Dataset entries
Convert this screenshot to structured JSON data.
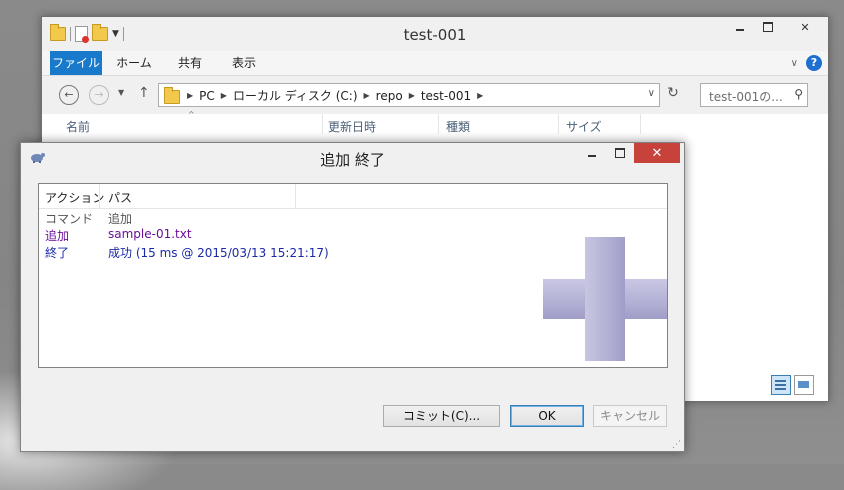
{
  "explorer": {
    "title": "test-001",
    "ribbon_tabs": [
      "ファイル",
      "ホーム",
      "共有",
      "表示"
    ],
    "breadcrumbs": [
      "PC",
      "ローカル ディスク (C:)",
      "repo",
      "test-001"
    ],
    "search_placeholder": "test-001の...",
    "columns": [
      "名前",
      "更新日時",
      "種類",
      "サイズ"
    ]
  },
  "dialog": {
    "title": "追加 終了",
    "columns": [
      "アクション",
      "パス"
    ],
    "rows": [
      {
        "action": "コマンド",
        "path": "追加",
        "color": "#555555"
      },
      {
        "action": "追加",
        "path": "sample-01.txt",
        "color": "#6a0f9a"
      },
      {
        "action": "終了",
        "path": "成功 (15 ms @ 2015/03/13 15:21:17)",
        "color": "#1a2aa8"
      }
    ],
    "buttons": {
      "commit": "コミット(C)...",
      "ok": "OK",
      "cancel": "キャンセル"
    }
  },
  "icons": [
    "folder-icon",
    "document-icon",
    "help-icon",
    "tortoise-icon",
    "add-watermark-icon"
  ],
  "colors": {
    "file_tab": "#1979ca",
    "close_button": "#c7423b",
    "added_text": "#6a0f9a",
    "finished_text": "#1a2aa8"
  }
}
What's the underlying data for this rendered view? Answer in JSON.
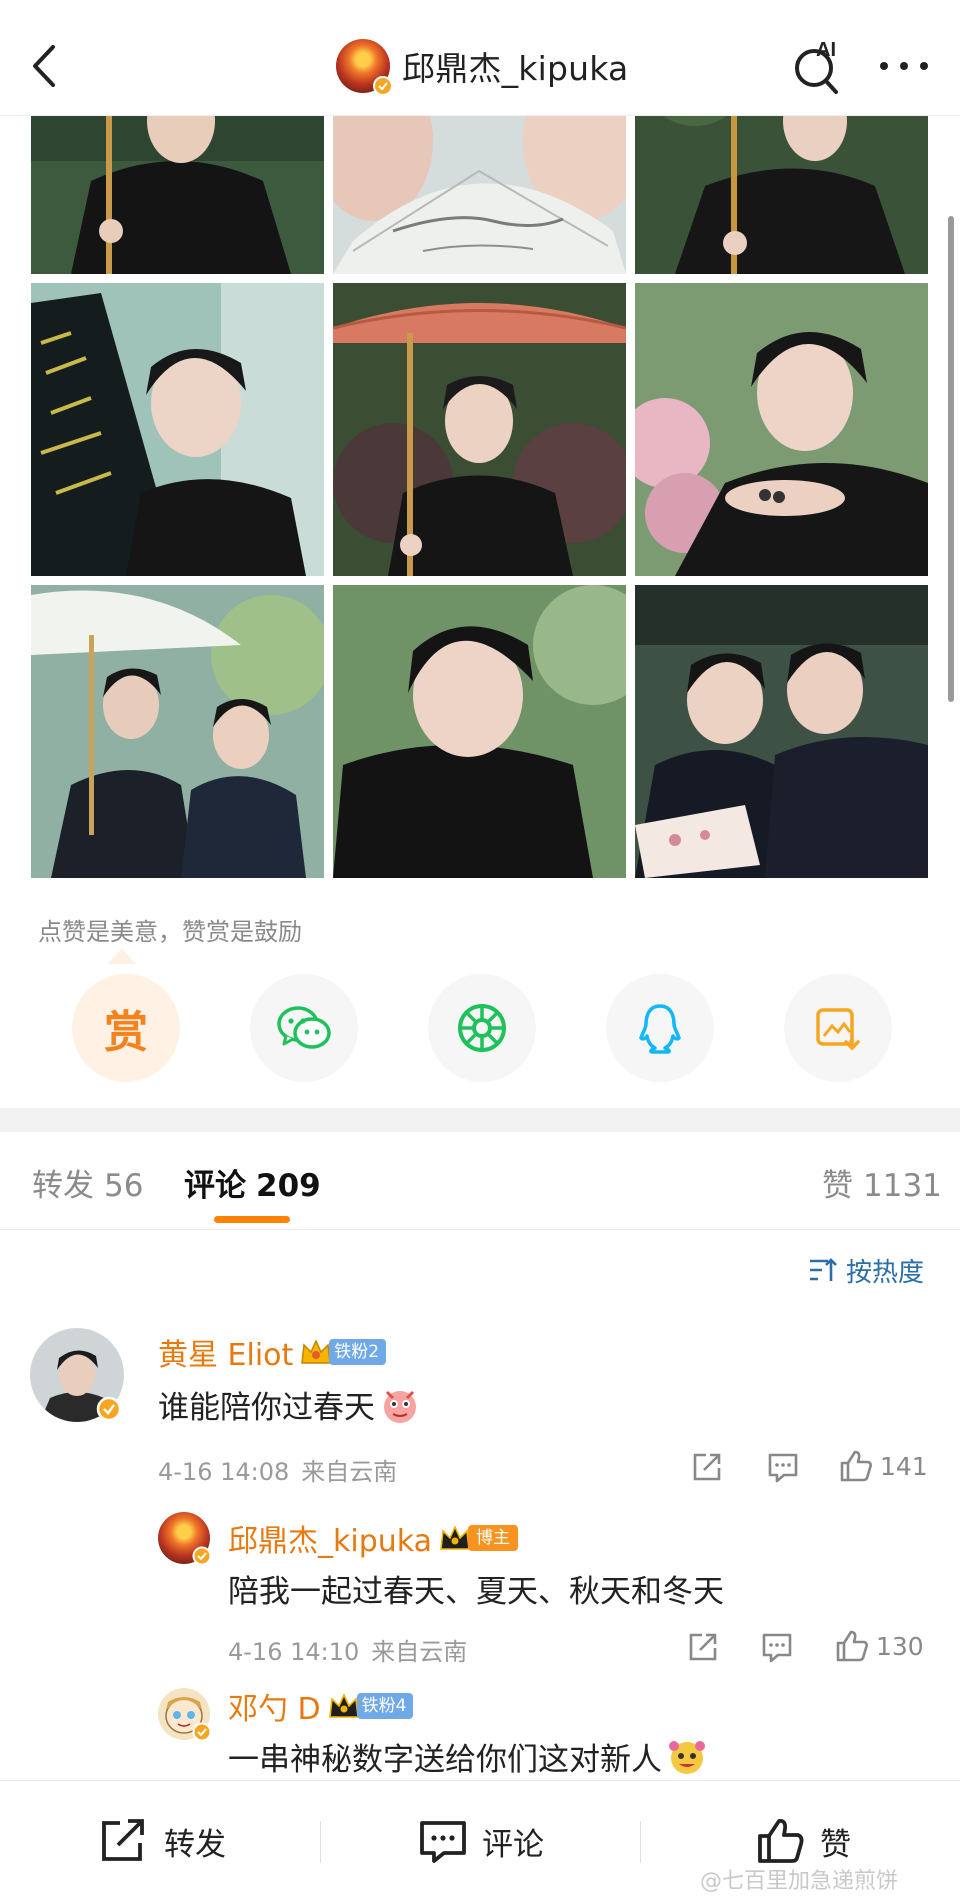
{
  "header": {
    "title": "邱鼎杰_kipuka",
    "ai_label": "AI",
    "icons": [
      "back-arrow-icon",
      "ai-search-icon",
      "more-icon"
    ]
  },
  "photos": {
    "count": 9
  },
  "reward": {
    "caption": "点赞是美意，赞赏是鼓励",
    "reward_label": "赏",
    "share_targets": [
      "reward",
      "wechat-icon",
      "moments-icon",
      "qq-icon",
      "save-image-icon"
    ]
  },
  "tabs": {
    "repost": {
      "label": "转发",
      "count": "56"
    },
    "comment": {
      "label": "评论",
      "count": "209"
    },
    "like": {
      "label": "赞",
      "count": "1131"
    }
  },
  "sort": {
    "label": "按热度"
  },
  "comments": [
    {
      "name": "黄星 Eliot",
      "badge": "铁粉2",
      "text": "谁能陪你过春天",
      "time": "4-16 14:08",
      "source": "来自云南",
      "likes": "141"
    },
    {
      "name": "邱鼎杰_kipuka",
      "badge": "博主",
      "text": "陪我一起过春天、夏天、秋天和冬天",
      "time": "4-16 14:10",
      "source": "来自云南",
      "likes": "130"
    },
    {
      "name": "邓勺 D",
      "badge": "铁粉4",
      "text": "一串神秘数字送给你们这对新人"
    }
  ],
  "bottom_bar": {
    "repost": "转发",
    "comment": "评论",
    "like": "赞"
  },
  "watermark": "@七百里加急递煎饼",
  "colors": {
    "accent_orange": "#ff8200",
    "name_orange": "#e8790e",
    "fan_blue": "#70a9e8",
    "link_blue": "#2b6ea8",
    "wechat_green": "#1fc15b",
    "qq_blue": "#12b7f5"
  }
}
---
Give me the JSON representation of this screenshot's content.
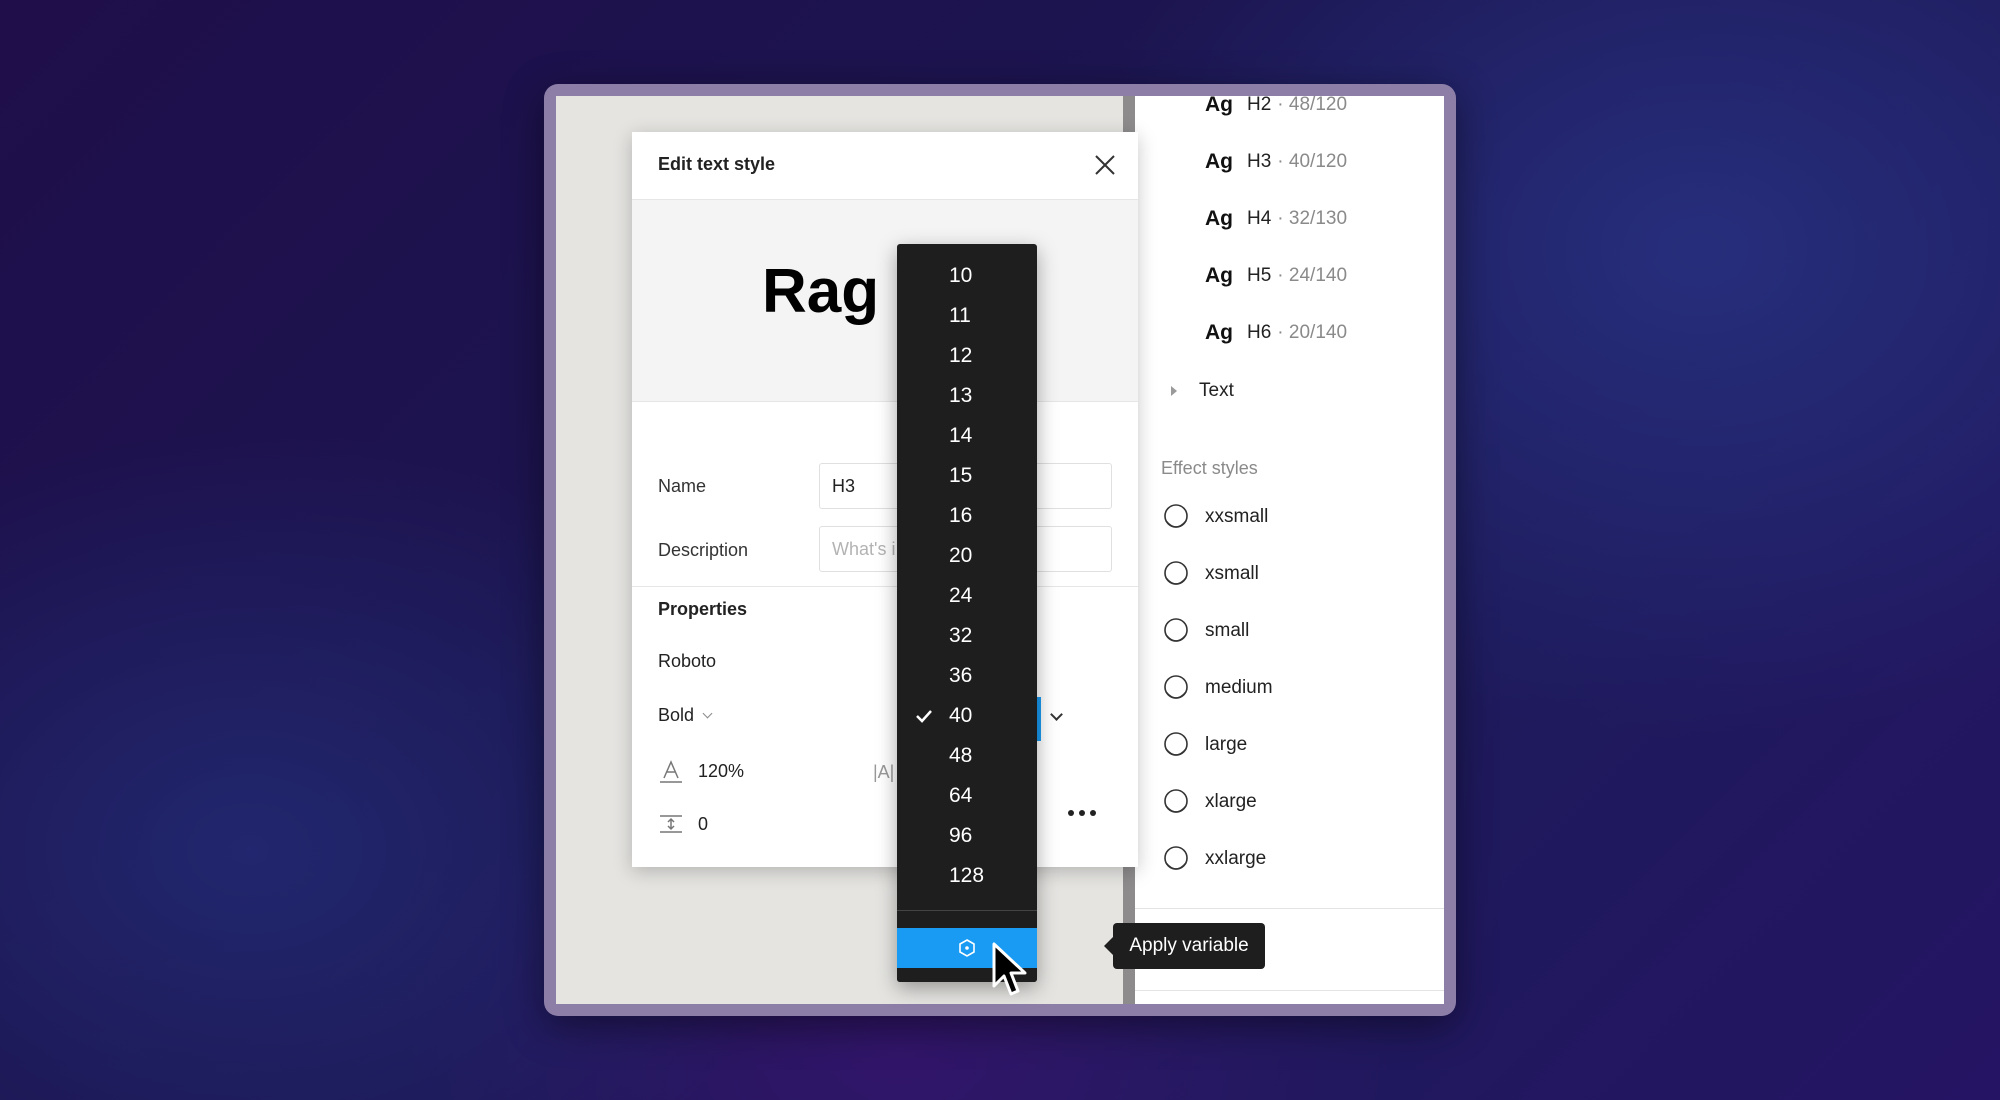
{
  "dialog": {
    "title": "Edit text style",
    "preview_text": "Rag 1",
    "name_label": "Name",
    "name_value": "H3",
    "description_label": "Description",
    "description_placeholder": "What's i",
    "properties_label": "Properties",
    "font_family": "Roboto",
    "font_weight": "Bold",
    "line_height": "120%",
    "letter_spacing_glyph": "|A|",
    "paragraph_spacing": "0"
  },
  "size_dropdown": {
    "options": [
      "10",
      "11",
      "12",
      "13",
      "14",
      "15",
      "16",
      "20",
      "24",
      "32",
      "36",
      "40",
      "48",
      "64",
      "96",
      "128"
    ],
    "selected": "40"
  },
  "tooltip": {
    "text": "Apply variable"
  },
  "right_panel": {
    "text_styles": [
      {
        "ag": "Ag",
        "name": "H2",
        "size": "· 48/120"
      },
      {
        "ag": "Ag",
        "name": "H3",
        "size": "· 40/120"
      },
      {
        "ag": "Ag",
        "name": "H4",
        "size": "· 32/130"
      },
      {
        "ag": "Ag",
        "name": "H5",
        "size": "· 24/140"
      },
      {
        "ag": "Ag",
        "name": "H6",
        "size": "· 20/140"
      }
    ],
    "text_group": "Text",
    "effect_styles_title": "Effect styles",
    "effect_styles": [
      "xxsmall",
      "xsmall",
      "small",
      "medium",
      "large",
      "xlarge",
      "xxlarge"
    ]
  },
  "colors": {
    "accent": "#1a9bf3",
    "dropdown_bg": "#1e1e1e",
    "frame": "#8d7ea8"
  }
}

● **Stated goal**
Pull out each line of the records holding the string "count".

● **Solution**
    "count": 9
      "count": "56"
      "count": "209"
      "count": "1131"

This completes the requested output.